§ **WHAT YOU SHOULD DO**:
Please write out every line of the entries again, switching "screenshot" to "screen capture" and keeping everything else unchanged. Leave the pictures out of your answer.

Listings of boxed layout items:
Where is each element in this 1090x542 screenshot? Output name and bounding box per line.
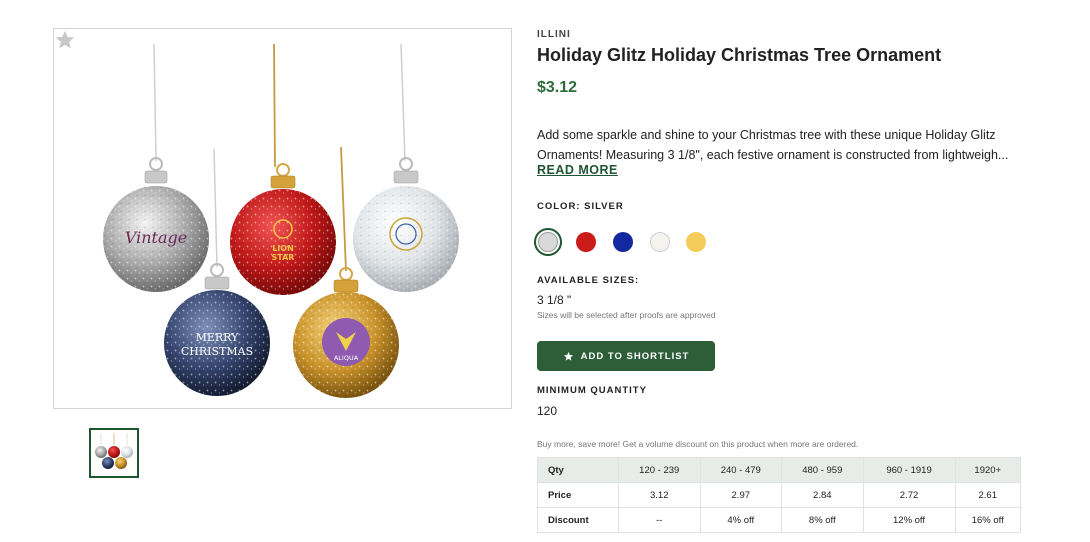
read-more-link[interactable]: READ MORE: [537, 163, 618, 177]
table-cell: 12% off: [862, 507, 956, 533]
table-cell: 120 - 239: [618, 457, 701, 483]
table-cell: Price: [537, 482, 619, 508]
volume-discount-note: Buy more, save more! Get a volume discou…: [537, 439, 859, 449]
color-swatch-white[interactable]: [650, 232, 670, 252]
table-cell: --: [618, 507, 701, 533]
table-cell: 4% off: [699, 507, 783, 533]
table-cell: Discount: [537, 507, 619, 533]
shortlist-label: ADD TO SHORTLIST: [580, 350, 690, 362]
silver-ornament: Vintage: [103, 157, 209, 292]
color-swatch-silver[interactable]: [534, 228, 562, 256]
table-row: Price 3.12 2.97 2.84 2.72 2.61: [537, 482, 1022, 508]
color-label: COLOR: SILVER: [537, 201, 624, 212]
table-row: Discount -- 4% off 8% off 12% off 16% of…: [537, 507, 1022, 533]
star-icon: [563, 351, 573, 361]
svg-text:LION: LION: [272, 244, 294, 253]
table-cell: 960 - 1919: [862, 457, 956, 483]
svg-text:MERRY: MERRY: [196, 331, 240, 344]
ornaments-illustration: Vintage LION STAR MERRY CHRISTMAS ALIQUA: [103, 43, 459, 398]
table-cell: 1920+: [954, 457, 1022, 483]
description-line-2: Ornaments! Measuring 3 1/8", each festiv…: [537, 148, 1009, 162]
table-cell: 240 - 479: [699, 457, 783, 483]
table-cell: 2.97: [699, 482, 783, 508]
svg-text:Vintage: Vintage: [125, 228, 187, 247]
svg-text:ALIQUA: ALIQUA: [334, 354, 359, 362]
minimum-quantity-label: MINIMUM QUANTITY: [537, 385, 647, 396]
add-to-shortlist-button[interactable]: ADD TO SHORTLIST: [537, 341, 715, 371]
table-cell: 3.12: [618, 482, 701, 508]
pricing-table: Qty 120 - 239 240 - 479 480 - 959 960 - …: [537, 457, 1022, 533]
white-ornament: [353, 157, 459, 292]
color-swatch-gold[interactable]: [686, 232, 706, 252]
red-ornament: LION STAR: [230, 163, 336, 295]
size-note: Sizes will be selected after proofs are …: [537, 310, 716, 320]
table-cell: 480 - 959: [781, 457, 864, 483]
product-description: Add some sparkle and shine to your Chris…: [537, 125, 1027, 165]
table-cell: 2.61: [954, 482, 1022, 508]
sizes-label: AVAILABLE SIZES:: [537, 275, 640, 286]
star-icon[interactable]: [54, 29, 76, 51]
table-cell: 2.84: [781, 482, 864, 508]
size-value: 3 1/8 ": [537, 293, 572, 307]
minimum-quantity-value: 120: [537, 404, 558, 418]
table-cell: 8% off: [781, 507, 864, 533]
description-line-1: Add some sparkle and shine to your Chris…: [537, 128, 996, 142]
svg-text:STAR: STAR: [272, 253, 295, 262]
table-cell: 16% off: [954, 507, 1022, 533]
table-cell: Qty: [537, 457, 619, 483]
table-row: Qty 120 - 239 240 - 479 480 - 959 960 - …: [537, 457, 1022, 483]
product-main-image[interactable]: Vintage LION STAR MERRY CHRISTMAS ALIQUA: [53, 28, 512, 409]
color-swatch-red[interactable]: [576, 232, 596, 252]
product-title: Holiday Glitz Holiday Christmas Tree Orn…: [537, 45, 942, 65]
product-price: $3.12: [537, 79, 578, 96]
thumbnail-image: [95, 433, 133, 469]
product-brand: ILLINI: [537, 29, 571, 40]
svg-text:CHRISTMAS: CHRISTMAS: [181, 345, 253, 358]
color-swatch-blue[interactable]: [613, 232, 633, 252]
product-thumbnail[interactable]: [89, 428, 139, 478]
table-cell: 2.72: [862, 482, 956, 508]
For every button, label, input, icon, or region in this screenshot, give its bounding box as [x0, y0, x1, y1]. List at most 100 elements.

§ **THE ANSWER**:
Where is each element in this 1090x542 screen capture? Output name and bounding box per line.
read-more-link[interactable]: READ MORE: [537, 163, 618, 177]
table-cell: 12% off: [862, 507, 956, 533]
table-cell: 120 - 239: [618, 457, 701, 483]
table-cell: Price: [537, 482, 619, 508]
volume-discount-note: Buy more, save more! Get a volume discou…: [537, 439, 859, 449]
color-swatch-white[interactable]: [650, 232, 670, 252]
table-cell: --: [618, 507, 701, 533]
table-cell: 4% off: [699, 507, 783, 533]
table-cell: Discount: [537, 507, 619, 533]
shortlist-label: ADD TO SHORTLIST: [580, 350, 690, 362]
silver-ornament: Vintage: [103, 157, 209, 292]
color-swatch-silver[interactable]: [534, 228, 562, 256]
table-row: Price 3.12 2.97 2.84 2.72 2.61: [537, 482, 1022, 508]
color-label: COLOR: SILVER: [537, 201, 624, 212]
table-row: Discount -- 4% off 8% off 12% off 16% of…: [537, 507, 1022, 533]
star-icon: [563, 351, 573, 361]
svg-text:LION: LION: [272, 244, 294, 253]
table-cell: 960 - 1919: [862, 457, 956, 483]
svg-text:MERRY: MERRY: [196, 331, 240, 344]
ornaments-illustration: Vintage LION STAR MERRY CHRISTMAS ALIQUA: [103, 43, 459, 398]
table-cell: 1920+: [954, 457, 1022, 483]
description-line-2: Ornaments! Measuring 3 1/8", each festiv…: [537, 148, 1009, 162]
table-cell: 240 - 479: [699, 457, 783, 483]
table-cell: 2.97: [699, 482, 783, 508]
svg-text:Vintage: Vintage: [125, 228, 187, 247]
svg-text:ALIQUA: ALIQUA: [334, 354, 359, 362]
minimum-quantity-label: MINIMUM QUANTITY: [537, 385, 647, 396]
add-to-shortlist-button[interactable]: ADD TO SHORTLIST: [537, 341, 715, 371]
table-cell: 3.12: [618, 482, 701, 508]
pricing-table: Qty 120 - 239 240 - 479 480 - 959 960 - …: [537, 457, 1022, 533]
white-ornament: [353, 157, 459, 292]
color-swatch-gold[interactable]: [686, 232, 706, 252]
red-ornament: LION STAR: [230, 163, 336, 295]
size-note: Sizes will be selected after proofs are …: [537, 310, 716, 320]
table-cell: 480 - 959: [781, 457, 864, 483]
product-description: Add some sparkle and shine to your Chris…: [537, 125, 1027, 165]
table-cell: 2.61: [954, 482, 1022, 508]
sizes-label: AVAILABLE SIZES:: [537, 275, 640, 286]
star-icon[interactable]: [54, 29, 76, 51]
table-cell: 2.84: [781, 482, 864, 508]
size-value: 3 1/8 ": [537, 293, 572, 307]
minimum-quantity-value: 120: [537, 404, 558, 418]
table-cell: 8% off: [781, 507, 864, 533]
description-line-1: Add some sparkle and shine to your Chris…: [537, 128, 996, 142]
svg-text:STAR: STAR: [272, 253, 295, 262]
table-cell: 16% off: [954, 507, 1022, 533]
table-cell: Qty: [537, 457, 619, 483]
table-row: Qty 120 - 239 240 - 479 480 - 959 960 - …: [537, 457, 1022, 483]
product-main-image[interactable]: Vintage LION STAR MERRY CHRISTMAS ALIQUA: [53, 28, 512, 409]
color-swatch-red[interactable]: [576, 232, 596, 252]
product-title: Holiday Glitz Holiday Christmas Tree Orn…: [537, 45, 942, 65]
product-price: $3.12: [537, 79, 578, 96]
thumbnail-image: [95, 433, 133, 469]
product-brand: ILLINI: [537, 29, 571, 40]
svg-text:CHRISTMAS: CHRISTMAS: [181, 345, 253, 358]
color-swatch-blue[interactable]: [613, 232, 633, 252]
product-thumbnail[interactable]: [89, 428, 139, 478]
table-cell: 2.72: [862, 482, 956, 508]
For every button, label, input, icon, or region in this screen capture, give its bounding box as [x0, y0, x1, y1]. List at most 100 elements.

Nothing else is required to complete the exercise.